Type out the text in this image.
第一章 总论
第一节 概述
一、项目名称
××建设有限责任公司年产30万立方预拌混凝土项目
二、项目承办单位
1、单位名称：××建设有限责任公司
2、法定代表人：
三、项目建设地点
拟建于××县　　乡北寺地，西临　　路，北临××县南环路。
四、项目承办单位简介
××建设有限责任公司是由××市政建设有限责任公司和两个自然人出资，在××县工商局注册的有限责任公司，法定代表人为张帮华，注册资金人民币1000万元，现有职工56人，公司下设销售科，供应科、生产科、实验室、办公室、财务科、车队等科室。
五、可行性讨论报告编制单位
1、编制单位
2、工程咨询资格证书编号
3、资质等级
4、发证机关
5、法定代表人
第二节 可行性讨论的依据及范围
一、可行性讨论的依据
* * * * * * * * *
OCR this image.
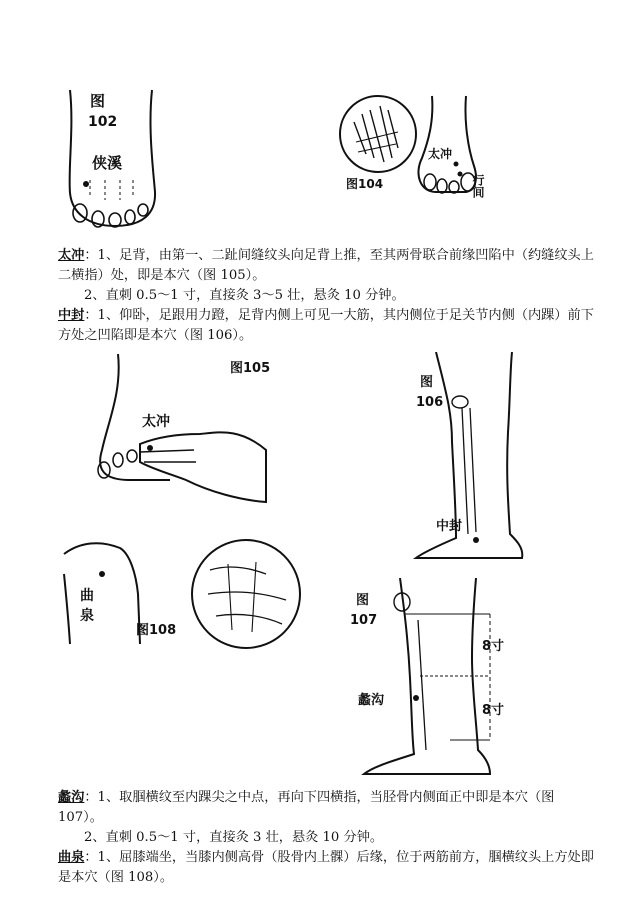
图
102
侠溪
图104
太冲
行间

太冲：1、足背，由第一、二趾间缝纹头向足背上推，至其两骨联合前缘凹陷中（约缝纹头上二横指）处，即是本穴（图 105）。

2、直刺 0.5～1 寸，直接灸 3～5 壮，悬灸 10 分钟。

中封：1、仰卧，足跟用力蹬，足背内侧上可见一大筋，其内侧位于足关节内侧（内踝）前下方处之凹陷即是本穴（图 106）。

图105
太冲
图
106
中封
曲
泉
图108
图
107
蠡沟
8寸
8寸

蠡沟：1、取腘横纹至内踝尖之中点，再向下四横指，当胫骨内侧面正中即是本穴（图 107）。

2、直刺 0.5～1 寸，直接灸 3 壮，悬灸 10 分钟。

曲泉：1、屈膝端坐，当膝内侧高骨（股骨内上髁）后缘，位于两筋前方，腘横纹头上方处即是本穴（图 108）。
* * * * * * * * *
List every line in the records above that contains the word "this".

Type out the text in this image.
OCR this image.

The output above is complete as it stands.